=== Given task ===
What follows is a set of entries. Repeat them exactly, but not their pictures.

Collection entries
** Begin **
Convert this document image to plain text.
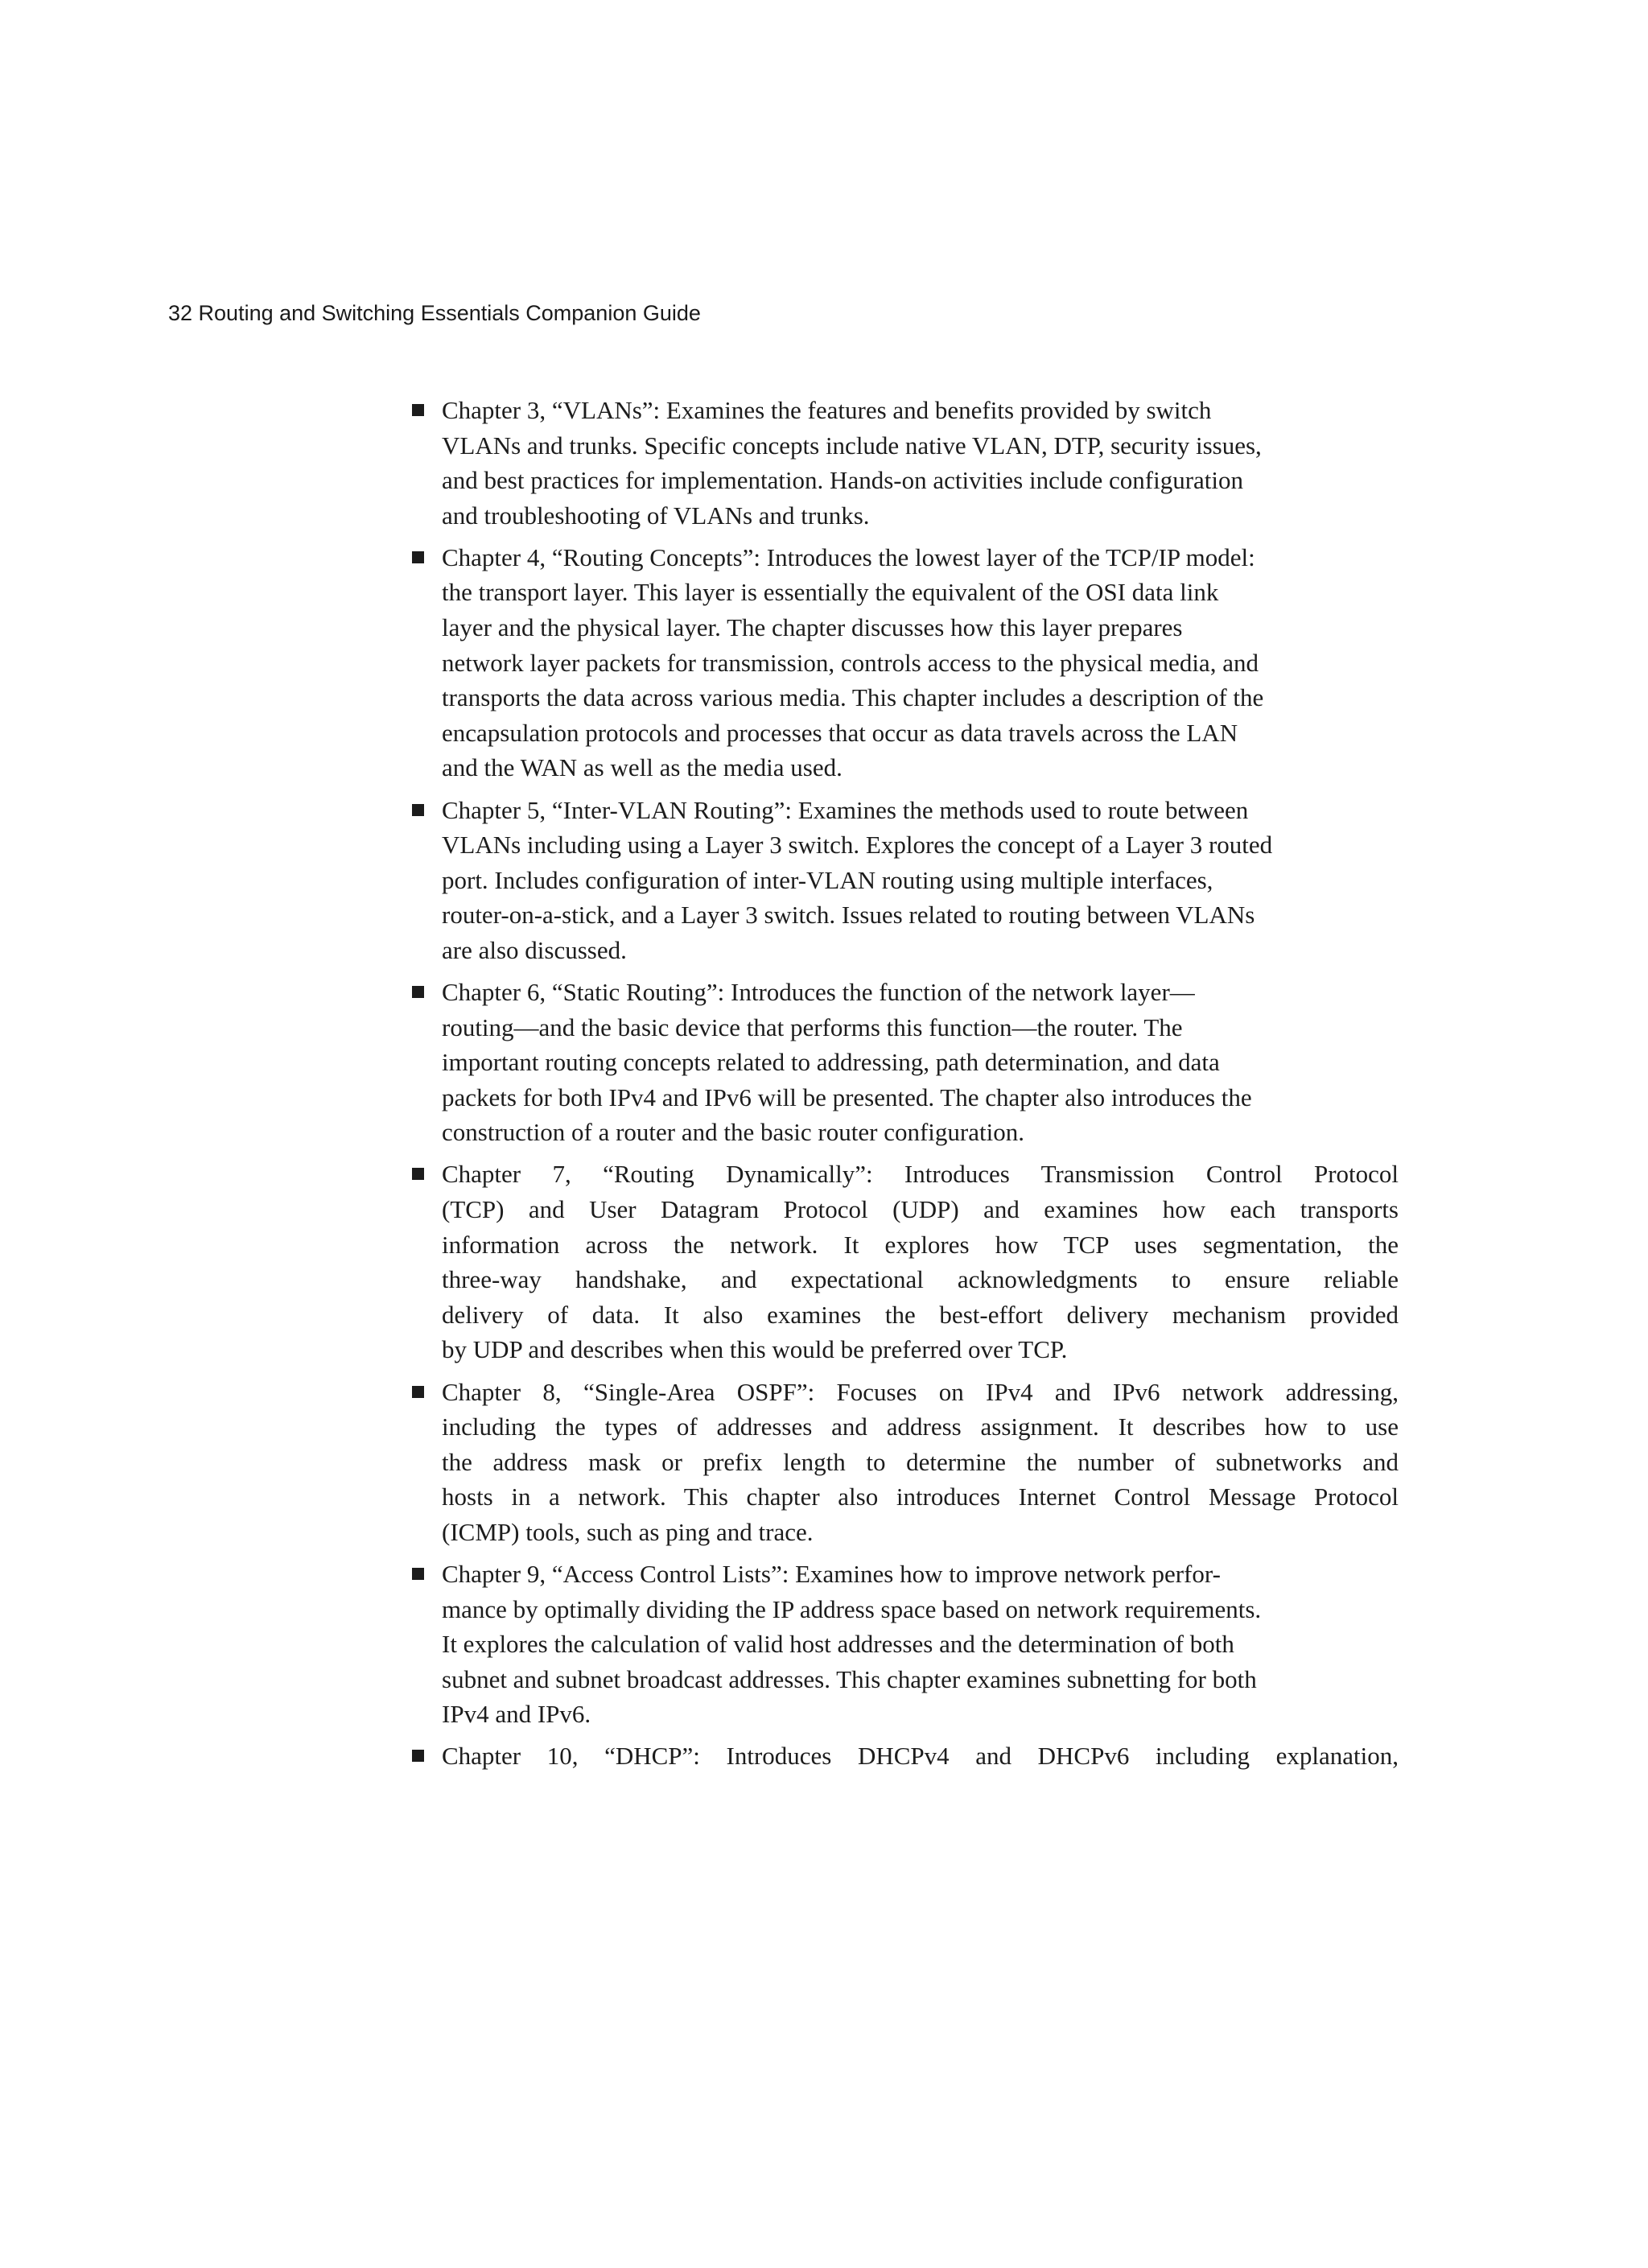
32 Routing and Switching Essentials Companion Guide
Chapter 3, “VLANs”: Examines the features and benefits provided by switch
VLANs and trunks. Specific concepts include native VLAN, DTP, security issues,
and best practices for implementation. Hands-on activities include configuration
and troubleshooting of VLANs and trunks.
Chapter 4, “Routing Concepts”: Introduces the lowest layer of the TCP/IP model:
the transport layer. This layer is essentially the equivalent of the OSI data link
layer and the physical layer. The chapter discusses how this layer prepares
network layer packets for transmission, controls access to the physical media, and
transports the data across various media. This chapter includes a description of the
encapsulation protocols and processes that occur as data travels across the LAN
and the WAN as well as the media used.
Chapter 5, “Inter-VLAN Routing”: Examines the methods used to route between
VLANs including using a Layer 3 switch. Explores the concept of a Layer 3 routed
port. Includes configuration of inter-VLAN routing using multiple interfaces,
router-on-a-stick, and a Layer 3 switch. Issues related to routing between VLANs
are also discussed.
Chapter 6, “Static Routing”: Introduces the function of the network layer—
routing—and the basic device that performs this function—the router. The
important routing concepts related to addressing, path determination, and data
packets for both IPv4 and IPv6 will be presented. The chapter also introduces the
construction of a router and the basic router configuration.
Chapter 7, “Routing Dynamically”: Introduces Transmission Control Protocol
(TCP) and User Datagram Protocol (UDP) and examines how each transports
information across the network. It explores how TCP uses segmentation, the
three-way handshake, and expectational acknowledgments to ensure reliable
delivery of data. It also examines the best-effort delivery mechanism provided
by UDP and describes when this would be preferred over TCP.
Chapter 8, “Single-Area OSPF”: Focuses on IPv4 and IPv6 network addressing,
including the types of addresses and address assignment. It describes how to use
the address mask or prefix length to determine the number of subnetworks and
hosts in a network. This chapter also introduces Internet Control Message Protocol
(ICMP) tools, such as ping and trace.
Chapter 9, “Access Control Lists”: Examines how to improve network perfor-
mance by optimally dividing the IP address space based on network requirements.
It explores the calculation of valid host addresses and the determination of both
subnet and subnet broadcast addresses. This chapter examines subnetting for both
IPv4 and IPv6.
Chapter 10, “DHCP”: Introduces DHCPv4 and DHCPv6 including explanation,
** End **
=== Complete answer ===
Convert this document image to plain text.
32 Routing and Switching Essentials Companion Guide
Chapter 3, “VLANs”: Examines the features and benefits provided by switch
VLANs and trunks. Specific concepts include native VLAN, DTP, security issues,
and best practices for implementation. Hands-on activities include configuration
and troubleshooting of VLANs and trunks.
Chapter 4, “Routing Concepts”: Introduces the lowest layer of the TCP/IP model:
the transport layer. This layer is essentially the equivalent of the OSI data link
layer and the physical layer. The chapter discusses how this layer prepares
network layer packets for transmission, controls access to the physical media, and
transports the data across various media. This chapter includes a description of the
encapsulation protocols and processes that occur as data travels across the LAN
and the WAN as well as the media used.
Chapter 5, “Inter-VLAN Routing”: Examines the methods used to route between
VLANs including using a Layer 3 switch. Explores the concept of a Layer 3 routed
port. Includes configuration of inter-VLAN routing using multiple interfaces,
router-on-a-stick, and a Layer 3 switch. Issues related to routing between VLANs
are also discussed.
Chapter 6, “Static Routing”: Introduces the function of the network layer—
routing—and the basic device that performs this function—the router. The
important routing concepts related to addressing, path determination, and data
packets for both IPv4 and IPv6 will be presented. The chapter also introduces the
construction of a router and the basic router configuration.
Chapter 7, “Routing Dynamically”: Introduces Transmission Control Protocol
(TCP) and User Datagram Protocol (UDP) and examines how each transports
information across the network. It explores how TCP uses segmentation, the
three-way handshake, and expectational acknowledgments to ensure reliable
delivery of data. It also examines the best-effort delivery mechanism provided
by UDP and describes when this would be preferred over TCP.
Chapter 8, “Single-Area OSPF”: Focuses on IPv4 and IPv6 network addressing,
including the types of addresses and address assignment. It describes how to use
the address mask or prefix length to determine the number of subnetworks and
hosts in a network. This chapter also introduces Internet Control Message Protocol
(ICMP) tools, such as ping and trace.
Chapter 9, “Access Control Lists”: Examines how to improve network perfor-
mance by optimally dividing the IP address space based on network requirements.
It explores the calculation of valid host addresses and the determination of both
subnet and subnet broadcast addresses. This chapter examines subnetting for both
IPv4 and IPv6.
Chapter 10, “DHCP”: Introduces DHCPv4 and DHCPv6 including explanation,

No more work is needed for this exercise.